### Objective
Gather from the listing below each line that includes the word "title", and copy it.
* Begin *
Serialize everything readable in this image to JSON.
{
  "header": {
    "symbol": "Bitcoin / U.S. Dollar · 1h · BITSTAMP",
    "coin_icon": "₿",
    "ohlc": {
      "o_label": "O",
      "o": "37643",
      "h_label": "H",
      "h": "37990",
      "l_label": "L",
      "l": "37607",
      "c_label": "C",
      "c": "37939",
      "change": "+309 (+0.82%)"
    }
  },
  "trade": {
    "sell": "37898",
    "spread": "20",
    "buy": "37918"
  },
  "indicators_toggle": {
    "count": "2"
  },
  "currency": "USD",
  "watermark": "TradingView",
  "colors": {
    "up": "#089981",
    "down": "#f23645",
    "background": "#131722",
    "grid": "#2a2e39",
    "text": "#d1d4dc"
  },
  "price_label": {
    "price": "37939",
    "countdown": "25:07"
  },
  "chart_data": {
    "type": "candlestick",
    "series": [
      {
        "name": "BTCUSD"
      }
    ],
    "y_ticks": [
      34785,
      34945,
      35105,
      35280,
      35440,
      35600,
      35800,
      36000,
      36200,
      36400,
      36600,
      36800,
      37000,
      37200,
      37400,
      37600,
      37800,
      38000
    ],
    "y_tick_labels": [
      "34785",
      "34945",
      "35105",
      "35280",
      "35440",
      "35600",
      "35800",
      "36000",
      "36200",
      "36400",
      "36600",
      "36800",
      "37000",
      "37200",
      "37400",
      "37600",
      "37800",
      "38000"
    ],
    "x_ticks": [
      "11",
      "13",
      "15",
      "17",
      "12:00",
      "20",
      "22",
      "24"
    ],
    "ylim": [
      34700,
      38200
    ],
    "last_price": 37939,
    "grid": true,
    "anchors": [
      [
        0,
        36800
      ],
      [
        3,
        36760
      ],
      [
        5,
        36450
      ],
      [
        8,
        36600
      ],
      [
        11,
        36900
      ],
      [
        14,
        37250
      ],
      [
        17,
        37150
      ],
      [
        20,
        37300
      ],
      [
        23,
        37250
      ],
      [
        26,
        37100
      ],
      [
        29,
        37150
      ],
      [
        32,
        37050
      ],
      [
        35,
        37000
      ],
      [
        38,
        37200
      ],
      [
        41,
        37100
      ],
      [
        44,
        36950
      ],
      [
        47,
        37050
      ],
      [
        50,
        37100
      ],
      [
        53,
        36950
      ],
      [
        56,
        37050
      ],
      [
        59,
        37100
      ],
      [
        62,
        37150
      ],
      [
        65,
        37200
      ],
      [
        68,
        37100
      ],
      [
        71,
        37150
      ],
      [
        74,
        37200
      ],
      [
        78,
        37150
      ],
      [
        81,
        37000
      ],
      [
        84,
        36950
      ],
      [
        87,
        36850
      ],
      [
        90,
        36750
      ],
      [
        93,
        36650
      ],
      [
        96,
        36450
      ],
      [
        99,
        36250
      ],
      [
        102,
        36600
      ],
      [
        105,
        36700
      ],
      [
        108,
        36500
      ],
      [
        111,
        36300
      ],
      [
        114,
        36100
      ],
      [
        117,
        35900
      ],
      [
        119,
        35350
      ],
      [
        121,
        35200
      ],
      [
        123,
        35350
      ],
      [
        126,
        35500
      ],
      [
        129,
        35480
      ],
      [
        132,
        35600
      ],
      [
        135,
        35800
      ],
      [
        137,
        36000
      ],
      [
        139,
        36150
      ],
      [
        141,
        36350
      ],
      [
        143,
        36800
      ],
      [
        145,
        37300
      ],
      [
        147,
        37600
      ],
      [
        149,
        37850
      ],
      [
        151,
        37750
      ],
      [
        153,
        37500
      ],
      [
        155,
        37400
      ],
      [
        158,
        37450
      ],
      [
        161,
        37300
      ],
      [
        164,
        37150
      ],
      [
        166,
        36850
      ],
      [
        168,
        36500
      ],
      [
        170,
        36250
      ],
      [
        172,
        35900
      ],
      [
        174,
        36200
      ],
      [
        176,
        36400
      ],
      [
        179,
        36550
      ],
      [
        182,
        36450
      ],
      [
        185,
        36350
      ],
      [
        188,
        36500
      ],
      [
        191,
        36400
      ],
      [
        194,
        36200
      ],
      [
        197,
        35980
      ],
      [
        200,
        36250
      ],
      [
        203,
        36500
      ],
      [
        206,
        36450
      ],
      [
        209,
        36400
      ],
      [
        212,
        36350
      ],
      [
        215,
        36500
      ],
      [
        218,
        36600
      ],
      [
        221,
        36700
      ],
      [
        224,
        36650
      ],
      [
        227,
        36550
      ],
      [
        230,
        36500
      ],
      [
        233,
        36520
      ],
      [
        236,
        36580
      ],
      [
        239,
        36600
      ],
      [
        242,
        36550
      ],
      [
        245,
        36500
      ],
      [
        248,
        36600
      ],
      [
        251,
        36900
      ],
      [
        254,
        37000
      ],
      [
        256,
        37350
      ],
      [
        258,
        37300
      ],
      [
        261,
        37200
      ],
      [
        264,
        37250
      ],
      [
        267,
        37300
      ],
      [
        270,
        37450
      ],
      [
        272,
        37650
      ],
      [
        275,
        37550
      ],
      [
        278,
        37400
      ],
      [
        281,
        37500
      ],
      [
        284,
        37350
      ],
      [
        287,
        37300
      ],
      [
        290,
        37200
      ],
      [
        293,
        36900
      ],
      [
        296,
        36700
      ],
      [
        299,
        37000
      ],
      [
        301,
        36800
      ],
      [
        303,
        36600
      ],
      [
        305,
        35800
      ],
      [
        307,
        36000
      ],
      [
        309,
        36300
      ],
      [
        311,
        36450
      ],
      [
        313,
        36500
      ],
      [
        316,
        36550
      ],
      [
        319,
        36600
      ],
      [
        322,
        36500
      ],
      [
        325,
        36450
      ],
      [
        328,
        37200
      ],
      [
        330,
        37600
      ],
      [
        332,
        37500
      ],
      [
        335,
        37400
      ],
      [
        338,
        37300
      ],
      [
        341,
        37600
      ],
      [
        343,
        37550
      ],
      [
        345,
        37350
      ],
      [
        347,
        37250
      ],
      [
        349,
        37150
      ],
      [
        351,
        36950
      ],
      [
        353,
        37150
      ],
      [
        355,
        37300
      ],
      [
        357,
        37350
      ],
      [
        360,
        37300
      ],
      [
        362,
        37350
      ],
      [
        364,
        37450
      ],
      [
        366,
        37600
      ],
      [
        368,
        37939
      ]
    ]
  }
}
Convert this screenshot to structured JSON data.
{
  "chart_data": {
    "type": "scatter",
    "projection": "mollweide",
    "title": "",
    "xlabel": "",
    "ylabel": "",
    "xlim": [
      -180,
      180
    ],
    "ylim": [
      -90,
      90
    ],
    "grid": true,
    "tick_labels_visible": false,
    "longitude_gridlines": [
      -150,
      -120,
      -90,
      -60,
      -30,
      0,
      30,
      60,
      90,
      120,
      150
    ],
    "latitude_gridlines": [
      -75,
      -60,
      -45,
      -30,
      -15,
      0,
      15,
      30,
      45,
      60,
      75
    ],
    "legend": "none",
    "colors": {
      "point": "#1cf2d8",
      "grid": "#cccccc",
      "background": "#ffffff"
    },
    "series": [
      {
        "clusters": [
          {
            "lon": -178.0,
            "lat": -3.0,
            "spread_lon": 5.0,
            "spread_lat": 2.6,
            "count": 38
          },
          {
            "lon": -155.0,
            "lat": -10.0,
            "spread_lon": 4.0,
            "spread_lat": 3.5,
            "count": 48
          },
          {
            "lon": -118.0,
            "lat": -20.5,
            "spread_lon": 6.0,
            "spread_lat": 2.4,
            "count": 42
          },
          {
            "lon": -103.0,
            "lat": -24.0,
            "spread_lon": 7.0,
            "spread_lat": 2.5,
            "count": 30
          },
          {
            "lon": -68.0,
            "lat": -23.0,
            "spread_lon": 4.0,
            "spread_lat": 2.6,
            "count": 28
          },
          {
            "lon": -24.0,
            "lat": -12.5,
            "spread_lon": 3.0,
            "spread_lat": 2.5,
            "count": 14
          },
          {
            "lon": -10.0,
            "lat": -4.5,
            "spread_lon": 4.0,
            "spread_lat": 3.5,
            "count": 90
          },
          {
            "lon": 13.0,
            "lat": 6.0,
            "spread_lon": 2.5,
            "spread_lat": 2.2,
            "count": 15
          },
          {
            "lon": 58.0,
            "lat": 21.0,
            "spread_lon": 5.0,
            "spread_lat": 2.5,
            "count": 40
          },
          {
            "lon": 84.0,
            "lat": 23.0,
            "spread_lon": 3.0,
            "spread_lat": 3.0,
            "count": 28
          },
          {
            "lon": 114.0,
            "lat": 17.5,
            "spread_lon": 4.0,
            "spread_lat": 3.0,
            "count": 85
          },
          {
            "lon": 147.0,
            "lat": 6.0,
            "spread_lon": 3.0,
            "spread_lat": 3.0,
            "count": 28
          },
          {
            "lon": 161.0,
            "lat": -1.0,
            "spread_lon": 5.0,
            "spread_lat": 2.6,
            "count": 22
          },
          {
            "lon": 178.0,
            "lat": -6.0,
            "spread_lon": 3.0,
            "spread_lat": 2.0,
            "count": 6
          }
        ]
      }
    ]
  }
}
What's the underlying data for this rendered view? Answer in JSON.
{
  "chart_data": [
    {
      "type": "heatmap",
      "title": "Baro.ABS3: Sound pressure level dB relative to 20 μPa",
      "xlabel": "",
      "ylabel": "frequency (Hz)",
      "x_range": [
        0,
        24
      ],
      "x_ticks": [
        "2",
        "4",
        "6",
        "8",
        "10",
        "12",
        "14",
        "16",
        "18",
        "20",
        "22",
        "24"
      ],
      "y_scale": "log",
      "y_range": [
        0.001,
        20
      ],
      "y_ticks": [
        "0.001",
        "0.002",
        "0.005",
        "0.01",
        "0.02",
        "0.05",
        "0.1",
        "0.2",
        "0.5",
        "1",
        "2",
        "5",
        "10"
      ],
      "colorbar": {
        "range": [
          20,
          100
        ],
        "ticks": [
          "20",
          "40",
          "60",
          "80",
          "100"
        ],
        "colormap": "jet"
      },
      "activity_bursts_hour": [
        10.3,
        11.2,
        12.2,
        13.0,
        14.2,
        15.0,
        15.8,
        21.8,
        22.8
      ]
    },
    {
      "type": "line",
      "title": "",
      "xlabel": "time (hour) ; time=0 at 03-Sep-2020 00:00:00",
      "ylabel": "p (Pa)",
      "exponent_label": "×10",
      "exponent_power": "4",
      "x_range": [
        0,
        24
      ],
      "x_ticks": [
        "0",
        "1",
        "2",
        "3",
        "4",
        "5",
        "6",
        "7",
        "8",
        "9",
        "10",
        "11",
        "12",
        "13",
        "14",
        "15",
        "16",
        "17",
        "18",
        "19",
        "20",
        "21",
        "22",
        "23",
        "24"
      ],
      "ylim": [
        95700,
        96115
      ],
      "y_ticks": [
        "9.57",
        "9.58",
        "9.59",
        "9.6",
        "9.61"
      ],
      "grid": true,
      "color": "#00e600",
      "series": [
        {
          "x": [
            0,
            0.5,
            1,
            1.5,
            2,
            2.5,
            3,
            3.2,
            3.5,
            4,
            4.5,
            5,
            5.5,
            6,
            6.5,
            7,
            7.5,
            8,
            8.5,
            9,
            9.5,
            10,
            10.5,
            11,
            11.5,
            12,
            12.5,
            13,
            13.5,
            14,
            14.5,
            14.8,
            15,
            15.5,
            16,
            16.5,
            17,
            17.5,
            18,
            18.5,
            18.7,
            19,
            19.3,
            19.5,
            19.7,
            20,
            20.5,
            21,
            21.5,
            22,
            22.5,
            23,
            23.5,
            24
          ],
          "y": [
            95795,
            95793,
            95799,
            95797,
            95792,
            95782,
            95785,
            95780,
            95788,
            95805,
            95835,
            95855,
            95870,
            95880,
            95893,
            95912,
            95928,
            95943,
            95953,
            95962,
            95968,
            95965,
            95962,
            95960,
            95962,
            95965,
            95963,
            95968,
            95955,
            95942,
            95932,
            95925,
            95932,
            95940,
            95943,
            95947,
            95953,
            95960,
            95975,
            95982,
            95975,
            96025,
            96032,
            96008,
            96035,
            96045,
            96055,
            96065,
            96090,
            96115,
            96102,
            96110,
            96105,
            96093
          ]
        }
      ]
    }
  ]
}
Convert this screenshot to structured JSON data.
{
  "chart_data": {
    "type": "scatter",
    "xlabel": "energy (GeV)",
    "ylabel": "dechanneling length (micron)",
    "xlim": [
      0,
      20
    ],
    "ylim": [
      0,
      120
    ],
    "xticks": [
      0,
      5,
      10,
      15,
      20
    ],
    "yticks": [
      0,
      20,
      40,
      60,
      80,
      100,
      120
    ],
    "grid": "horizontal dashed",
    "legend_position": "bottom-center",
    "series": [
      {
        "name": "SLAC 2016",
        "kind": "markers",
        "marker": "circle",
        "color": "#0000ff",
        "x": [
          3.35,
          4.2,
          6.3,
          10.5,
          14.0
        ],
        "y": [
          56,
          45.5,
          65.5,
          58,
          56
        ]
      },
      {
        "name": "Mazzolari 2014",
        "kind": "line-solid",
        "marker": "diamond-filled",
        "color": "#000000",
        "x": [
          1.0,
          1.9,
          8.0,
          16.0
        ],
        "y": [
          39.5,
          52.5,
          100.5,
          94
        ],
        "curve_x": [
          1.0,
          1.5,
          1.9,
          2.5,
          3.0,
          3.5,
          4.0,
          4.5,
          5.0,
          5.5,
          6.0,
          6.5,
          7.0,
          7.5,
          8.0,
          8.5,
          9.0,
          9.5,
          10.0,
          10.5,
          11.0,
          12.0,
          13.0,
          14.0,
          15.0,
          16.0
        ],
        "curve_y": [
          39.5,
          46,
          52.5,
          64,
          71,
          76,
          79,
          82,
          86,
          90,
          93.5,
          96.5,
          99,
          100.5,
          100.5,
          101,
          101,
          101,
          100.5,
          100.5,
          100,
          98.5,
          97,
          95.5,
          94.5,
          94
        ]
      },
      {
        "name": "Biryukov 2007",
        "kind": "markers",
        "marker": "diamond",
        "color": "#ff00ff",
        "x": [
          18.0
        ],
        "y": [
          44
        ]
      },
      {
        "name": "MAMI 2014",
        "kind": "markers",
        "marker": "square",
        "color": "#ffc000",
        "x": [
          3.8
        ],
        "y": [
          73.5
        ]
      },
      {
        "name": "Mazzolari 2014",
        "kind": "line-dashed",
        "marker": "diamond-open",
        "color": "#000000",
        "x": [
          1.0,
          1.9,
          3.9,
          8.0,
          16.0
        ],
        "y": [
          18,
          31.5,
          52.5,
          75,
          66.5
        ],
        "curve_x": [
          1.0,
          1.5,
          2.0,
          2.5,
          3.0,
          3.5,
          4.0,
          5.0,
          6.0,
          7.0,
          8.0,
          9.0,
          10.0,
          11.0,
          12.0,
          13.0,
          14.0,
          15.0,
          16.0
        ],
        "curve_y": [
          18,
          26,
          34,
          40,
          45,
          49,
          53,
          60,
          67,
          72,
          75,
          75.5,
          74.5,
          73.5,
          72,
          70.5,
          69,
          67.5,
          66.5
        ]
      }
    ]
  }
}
* End *
### Answer for this exercise
    "title": "",
      "title": "Baro.ABS3: Sound pressure level dB relative to 20 μPa",
      "title": "",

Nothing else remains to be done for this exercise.